**PROBLEM DETAILS:**
Each entry below is to be written out exactly, and the pictures are to be left out.

**INPUT RECORDS:**

[BEGIN]

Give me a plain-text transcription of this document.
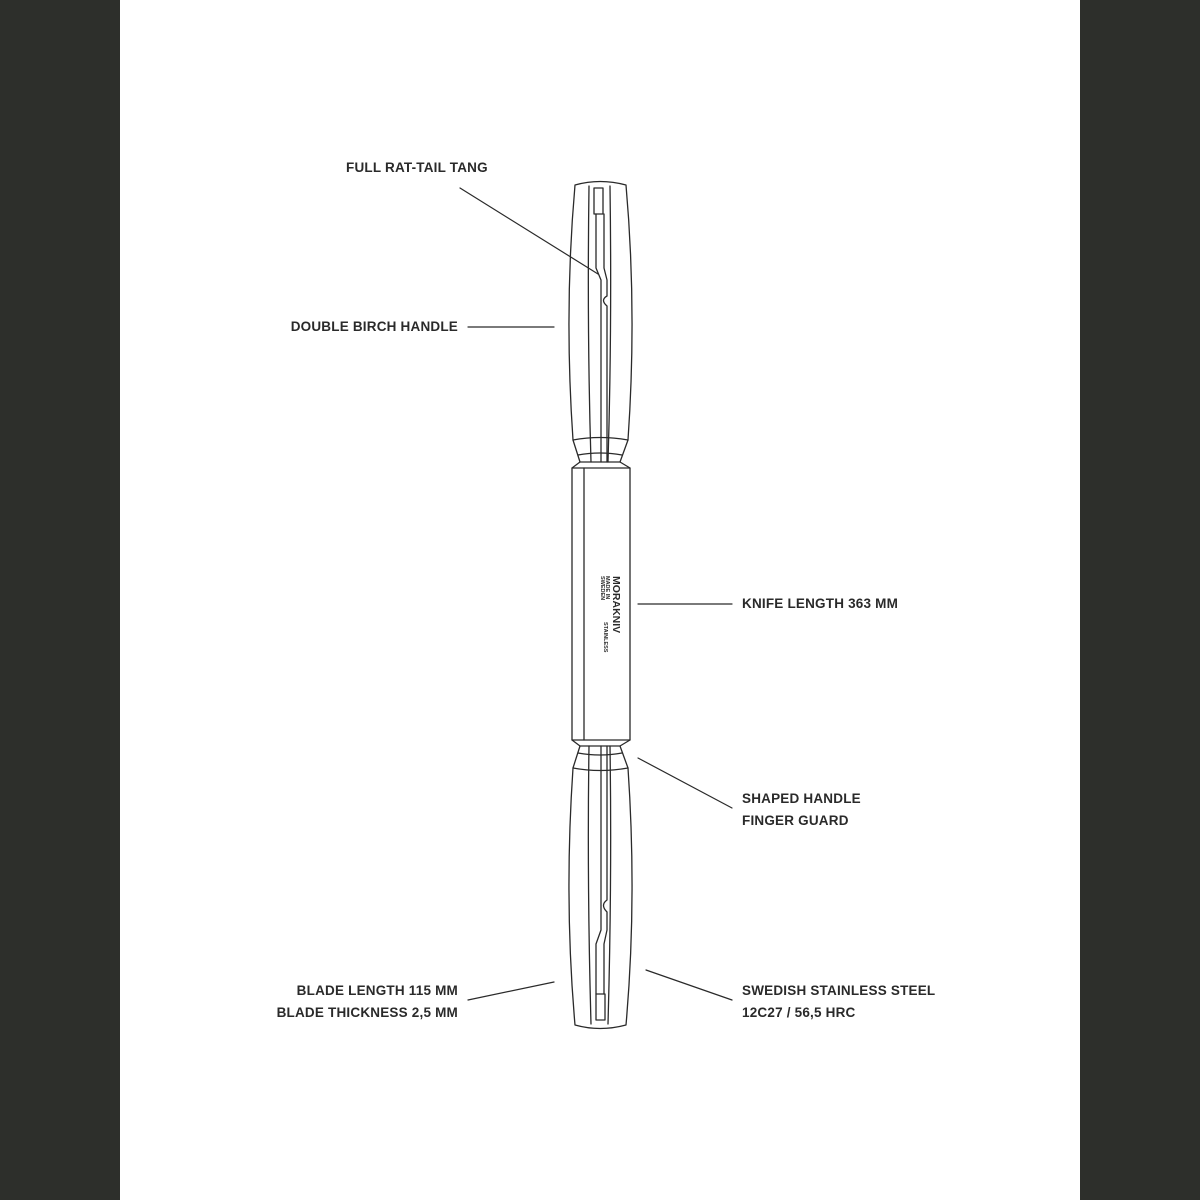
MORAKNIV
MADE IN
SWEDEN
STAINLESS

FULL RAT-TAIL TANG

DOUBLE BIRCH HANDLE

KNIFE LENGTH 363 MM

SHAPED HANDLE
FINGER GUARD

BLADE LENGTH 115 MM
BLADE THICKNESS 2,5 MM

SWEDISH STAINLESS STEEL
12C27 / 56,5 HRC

[END]

**WRITTEN ANSWER:**
Give me a plain-text transcription of this document.
MORAKNIV
MADE IN
SWEDEN
STAINLESS

FULL RAT-TAIL TANG

DOUBLE BIRCH HANDLE

KNIFE LENGTH 363 MM

SHAPED HANDLE
FINGER GUARD

BLADE LENGTH 115 MM
BLADE THICKNESS 2,5 MM

SWEDISH STAINLESS STEEL
12C27 / 56,5 HRC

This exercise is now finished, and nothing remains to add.